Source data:
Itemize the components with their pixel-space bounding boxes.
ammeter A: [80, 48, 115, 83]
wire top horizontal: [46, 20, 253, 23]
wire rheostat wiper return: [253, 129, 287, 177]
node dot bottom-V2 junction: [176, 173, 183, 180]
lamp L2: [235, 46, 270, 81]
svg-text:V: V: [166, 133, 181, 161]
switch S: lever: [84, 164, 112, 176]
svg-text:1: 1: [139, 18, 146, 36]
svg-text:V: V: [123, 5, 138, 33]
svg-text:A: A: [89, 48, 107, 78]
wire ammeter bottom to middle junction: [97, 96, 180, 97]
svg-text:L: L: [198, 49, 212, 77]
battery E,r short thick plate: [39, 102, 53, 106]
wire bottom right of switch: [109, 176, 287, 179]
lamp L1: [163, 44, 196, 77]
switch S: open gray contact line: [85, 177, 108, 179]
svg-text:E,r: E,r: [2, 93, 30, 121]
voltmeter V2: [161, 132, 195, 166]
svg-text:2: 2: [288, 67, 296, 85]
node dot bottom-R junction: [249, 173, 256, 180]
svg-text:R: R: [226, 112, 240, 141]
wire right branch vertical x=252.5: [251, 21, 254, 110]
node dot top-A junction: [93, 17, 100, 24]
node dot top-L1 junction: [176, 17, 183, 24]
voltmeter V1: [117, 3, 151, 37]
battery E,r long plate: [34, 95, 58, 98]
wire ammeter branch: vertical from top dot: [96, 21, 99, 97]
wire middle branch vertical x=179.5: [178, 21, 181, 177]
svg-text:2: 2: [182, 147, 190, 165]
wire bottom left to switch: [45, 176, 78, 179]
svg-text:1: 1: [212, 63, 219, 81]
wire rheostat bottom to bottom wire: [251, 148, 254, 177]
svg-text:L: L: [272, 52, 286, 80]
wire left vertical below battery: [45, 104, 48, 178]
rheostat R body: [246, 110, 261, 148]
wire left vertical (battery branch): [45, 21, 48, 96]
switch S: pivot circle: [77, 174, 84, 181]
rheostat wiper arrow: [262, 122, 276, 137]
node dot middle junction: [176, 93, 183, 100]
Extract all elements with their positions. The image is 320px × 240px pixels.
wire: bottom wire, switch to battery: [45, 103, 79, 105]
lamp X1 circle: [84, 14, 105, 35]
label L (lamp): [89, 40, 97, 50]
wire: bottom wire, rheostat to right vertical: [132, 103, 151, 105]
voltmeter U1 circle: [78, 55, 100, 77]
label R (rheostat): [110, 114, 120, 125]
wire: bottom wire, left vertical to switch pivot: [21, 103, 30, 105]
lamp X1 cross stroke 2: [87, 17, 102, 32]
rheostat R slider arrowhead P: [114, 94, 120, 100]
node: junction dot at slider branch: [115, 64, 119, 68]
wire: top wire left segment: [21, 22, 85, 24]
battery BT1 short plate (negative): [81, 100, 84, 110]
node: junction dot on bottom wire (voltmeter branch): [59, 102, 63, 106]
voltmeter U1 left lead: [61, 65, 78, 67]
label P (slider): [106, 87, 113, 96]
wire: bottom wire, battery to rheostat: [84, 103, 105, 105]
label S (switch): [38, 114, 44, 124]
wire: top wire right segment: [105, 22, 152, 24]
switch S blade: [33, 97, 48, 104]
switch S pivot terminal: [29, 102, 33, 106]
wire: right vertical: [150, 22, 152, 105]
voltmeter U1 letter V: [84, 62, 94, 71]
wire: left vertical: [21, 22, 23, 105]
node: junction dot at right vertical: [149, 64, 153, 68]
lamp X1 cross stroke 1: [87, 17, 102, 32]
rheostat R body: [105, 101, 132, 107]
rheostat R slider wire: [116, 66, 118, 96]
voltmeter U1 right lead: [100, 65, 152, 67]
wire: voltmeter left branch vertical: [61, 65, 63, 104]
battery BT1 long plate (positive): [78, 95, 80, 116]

[WHAT THE EXERCISE ASKS]: Rewrite the listing with every occurrence of "rheostat" changed to "variable resistor", leaving all other text unchanged.

[WRITTEN REPLY]:
Itemize the components with their pixel-space bounding boxes.
ammeter A: [80, 48, 115, 83]
wire top horizontal: [46, 20, 253, 23]
wire variable resistor wiper return: [253, 129, 287, 177]
node dot bottom-V2 junction: [176, 173, 183, 180]
lamp L2: [235, 46, 270, 81]
svg-text:V: V: [166, 133, 181, 161]
switch S: lever: [84, 164, 112, 176]
svg-text:1: 1: [139, 18, 146, 36]
svg-text:V: V: [123, 5, 138, 33]
svg-text:A: A: [89, 48, 107, 78]
wire ammeter bottom to middle junction: [97, 96, 180, 97]
svg-text:L: L: [198, 49, 212, 77]
battery E,r short thick plate: [39, 102, 53, 106]
wire bottom right of switch: [109, 176, 287, 179]
lamp L1: [163, 44, 196, 77]
switch S: open gray contact line: [85, 177, 108, 179]
svg-text:E,r: E,r: [2, 93, 30, 121]
voltmeter V2: [161, 132, 195, 166]
svg-text:2: 2: [288, 67, 296, 85]
node dot bottom-R junction: [249, 173, 256, 180]
svg-text:R: R: [226, 112, 240, 141]
wire right branch vertical x=252.5: [251, 21, 254, 110]
node dot top-A junction: [93, 17, 100, 24]
node dot top-L1 junction: [176, 17, 183, 24]
voltmeter V1: [117, 3, 151, 37]
battery E,r long plate: [34, 95, 58, 98]
wire ammeter branch: vertical from top dot: [96, 21, 99, 97]
wire middle branch vertical x=179.5: [178, 21, 181, 177]
svg-text:2: 2: [182, 147, 190, 165]
wire bottom left to switch: [45, 176, 78, 179]
svg-text:1: 1: [212, 63, 219, 81]
wire variable resistor bottom to bottom wire: [251, 148, 254, 177]
svg-text:L: L: [272, 52, 286, 80]
wire left vertical below battery: [45, 104, 48, 178]
variable resistor R body: [246, 110, 261, 148]
wire left vertical (battery branch): [45, 21, 48, 96]
switch S: pivot circle: [77, 174, 84, 181]
variable resistor wiper arrow: [262, 122, 276, 137]
node dot middle junction: [176, 93, 183, 100]
Extract all elements with their positions. The image is 320px × 240px pixels.
wire: bottom wire, switch to battery: [45, 103, 79, 105]
lamp X1 circle: [84, 14, 105, 35]
label L (lamp): [89, 40, 97, 50]
wire: bottom wire, variable resistor to right vertical: [132, 103, 151, 105]
voltmeter U1 circle: [78, 55, 100, 77]
label R (variable resistor): [110, 114, 120, 125]
wire: bottom wire, left vertical to switch pivot: [21, 103, 30, 105]
lamp X1 cross stroke 2: [87, 17, 102, 32]
variable resistor R slider arrowhead P: [114, 94, 120, 100]
node: junction dot at slider branch: [115, 64, 119, 68]
wire: top wire left segment: [21, 22, 85, 24]
battery BT1 short plate (negative): [81, 100, 84, 110]
node: junction dot on bottom wire (voltmeter branch): [59, 102, 63, 106]
voltmeter U1 left lead: [61, 65, 78, 67]
label P (slider): [106, 87, 113, 96]
wire: bottom wire, battery to variable resistor: [84, 103, 105, 105]
label S (switch): [38, 114, 44, 124]
wire: top wire right segment: [105, 22, 152, 24]
switch S blade: [33, 97, 48, 104]
switch S pivot terminal: [29, 102, 33, 106]
wire: right vertical: [150, 22, 152, 105]
voltmeter U1 letter V: [84, 62, 94, 71]
wire: left vertical: [21, 22, 23, 105]
node: junction dot at right vertical: [149, 64, 153, 68]
lamp X1 cross stroke 1: [87, 17, 102, 32]
variable resistor R body: [105, 101, 132, 107]
variable resistor R slider wire: [116, 66, 118, 96]
voltmeter U1 right lead: [100, 65, 152, 67]
wire: voltmeter left branch vertical: [61, 65, 63, 104]
battery BT1 long plate (positive): [78, 95, 80, 116]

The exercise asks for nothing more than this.